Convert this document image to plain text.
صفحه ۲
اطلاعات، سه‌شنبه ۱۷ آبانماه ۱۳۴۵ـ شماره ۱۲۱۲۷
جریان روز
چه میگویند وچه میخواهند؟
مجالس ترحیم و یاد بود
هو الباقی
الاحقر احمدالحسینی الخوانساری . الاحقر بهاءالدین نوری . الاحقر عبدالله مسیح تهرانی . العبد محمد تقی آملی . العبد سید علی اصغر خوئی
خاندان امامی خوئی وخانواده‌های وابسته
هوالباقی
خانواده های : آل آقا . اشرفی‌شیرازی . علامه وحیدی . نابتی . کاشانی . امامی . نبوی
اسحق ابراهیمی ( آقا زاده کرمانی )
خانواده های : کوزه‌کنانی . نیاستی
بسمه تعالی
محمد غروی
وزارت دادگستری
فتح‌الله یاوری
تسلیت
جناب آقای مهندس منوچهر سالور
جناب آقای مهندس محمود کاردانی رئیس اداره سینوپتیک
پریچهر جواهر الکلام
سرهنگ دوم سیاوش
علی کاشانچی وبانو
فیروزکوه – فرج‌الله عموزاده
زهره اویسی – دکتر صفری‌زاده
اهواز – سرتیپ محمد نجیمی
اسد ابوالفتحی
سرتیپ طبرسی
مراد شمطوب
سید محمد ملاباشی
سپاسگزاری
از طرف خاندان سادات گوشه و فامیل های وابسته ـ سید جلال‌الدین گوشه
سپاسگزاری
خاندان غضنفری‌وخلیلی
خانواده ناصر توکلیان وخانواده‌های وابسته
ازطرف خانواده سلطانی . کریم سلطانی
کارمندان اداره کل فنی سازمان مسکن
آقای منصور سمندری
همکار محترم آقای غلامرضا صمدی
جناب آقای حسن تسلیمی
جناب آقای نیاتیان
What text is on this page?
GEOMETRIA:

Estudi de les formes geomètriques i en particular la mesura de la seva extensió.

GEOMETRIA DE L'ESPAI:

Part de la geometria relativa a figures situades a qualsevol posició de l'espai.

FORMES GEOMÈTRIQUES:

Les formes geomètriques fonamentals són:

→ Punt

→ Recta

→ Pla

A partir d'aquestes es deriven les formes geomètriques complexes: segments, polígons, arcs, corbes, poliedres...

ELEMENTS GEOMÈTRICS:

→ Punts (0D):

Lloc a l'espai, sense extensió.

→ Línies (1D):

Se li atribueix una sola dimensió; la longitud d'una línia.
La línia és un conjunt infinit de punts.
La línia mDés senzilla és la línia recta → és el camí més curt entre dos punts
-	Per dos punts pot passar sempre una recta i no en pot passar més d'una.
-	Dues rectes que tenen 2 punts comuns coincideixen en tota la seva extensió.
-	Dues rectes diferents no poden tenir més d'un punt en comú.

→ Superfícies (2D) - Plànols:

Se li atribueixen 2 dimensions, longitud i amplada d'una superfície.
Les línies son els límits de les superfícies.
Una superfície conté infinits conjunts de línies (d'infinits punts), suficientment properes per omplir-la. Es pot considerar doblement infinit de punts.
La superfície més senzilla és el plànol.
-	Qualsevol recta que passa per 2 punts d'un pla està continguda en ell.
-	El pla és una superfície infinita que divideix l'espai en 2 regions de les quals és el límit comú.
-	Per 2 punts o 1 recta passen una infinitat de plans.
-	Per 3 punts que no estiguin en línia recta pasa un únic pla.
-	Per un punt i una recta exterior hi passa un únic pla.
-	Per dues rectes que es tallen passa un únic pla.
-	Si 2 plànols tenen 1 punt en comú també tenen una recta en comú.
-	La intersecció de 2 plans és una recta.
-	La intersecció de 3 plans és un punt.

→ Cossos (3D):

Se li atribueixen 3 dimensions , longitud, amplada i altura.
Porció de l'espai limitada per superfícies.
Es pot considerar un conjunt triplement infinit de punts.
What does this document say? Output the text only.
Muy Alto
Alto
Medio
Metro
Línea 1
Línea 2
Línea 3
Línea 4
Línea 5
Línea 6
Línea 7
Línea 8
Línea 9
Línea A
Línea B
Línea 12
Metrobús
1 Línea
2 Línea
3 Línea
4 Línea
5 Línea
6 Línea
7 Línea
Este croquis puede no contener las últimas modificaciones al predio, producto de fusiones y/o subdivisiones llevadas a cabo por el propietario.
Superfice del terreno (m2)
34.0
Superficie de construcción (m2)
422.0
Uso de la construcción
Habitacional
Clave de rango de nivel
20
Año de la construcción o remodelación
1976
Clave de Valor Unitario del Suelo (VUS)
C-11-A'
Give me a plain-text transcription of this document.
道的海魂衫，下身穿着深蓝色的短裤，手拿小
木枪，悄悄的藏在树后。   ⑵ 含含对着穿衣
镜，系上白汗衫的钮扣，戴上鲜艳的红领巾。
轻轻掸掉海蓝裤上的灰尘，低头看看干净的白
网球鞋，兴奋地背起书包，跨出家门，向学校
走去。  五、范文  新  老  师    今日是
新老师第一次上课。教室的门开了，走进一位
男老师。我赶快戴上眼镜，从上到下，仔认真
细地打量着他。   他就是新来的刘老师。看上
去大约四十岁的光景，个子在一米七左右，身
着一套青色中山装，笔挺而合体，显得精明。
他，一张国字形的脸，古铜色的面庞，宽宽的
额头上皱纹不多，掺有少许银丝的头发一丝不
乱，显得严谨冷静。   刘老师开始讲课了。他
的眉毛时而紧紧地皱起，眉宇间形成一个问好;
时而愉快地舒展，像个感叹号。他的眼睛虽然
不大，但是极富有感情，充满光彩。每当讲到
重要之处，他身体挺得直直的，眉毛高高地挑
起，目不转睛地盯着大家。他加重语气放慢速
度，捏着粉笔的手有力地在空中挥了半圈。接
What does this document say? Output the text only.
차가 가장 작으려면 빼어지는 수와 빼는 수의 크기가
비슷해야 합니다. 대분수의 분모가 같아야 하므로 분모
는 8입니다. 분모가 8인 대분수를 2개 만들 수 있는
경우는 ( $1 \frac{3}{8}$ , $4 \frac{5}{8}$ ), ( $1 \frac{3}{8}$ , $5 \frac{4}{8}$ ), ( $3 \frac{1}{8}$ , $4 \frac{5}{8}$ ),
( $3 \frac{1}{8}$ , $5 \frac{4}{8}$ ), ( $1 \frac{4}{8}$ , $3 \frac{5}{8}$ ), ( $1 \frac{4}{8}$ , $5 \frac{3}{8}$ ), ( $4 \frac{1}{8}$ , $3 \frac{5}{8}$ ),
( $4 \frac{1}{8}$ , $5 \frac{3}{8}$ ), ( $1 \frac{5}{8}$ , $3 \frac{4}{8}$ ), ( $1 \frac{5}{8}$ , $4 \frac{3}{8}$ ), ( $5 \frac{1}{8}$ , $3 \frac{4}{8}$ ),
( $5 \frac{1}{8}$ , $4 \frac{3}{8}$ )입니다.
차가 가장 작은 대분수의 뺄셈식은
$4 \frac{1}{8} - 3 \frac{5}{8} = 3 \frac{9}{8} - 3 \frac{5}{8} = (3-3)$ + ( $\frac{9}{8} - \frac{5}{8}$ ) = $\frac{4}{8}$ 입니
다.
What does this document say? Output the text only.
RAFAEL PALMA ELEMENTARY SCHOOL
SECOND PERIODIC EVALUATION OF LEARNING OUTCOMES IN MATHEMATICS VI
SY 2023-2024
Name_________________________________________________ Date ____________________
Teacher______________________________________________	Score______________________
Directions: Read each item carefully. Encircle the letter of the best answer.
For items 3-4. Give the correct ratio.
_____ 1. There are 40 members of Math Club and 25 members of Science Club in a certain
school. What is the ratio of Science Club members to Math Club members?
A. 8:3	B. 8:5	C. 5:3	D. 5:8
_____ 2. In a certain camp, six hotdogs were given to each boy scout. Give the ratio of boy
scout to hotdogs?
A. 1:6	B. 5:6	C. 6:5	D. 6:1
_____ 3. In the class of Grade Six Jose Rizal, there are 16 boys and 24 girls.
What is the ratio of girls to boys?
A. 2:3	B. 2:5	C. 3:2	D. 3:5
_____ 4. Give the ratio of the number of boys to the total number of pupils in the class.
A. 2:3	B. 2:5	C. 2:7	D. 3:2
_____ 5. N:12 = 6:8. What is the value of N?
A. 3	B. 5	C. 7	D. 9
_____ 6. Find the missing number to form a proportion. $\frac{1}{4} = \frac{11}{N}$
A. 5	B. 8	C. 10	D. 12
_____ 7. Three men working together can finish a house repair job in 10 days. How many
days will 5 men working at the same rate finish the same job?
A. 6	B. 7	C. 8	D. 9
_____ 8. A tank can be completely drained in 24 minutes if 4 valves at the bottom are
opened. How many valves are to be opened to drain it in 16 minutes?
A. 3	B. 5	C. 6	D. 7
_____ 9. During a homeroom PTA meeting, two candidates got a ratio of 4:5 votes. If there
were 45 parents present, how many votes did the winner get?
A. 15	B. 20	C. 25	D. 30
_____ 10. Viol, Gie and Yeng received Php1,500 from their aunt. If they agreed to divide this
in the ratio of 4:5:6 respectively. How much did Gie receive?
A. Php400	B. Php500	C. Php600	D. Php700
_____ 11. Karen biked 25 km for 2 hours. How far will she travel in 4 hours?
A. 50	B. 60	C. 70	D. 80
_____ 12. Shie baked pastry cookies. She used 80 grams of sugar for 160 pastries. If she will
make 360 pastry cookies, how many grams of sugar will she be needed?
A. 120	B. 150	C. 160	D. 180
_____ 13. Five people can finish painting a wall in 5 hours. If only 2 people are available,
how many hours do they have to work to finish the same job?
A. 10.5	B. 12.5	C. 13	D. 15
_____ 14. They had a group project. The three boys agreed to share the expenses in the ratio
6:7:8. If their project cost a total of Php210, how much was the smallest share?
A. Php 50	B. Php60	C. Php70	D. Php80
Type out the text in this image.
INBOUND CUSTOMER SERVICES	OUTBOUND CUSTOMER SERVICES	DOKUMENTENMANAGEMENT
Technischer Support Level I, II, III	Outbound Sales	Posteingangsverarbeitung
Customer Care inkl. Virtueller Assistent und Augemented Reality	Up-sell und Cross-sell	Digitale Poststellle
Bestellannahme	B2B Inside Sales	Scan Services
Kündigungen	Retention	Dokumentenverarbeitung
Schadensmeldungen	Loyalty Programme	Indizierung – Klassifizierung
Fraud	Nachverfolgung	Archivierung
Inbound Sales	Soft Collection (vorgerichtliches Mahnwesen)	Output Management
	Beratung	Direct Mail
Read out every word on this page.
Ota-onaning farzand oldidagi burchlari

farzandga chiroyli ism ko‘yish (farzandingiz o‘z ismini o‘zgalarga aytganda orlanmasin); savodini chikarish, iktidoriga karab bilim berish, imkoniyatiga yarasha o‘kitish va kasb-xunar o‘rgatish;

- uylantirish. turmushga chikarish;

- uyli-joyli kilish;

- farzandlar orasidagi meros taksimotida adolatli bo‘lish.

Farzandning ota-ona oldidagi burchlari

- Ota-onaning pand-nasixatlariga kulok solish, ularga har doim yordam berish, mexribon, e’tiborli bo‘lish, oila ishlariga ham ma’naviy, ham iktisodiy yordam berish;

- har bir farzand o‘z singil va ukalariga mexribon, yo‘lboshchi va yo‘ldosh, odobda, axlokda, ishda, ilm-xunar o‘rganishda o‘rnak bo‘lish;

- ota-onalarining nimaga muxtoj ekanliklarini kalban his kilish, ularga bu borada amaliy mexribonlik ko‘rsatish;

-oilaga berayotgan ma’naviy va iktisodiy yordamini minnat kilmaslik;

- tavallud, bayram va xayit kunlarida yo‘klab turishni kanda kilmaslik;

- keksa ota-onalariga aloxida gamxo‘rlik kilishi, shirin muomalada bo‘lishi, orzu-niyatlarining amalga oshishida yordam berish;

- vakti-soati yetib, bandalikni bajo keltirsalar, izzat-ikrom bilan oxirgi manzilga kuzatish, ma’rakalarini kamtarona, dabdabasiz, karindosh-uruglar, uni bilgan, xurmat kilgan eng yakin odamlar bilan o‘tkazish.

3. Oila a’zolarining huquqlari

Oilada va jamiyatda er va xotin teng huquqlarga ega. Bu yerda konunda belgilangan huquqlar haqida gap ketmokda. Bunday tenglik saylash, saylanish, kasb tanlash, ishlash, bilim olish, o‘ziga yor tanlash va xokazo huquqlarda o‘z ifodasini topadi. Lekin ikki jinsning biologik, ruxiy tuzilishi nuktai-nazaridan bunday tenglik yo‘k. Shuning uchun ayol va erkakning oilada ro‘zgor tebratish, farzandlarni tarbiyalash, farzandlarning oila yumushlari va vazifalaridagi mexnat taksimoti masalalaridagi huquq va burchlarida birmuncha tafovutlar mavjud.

• • •

**CHALLENGE:**
Work through the listing above and report how many lines include the string "scout", with no other text.

**RESULT OF THE TASK:**
2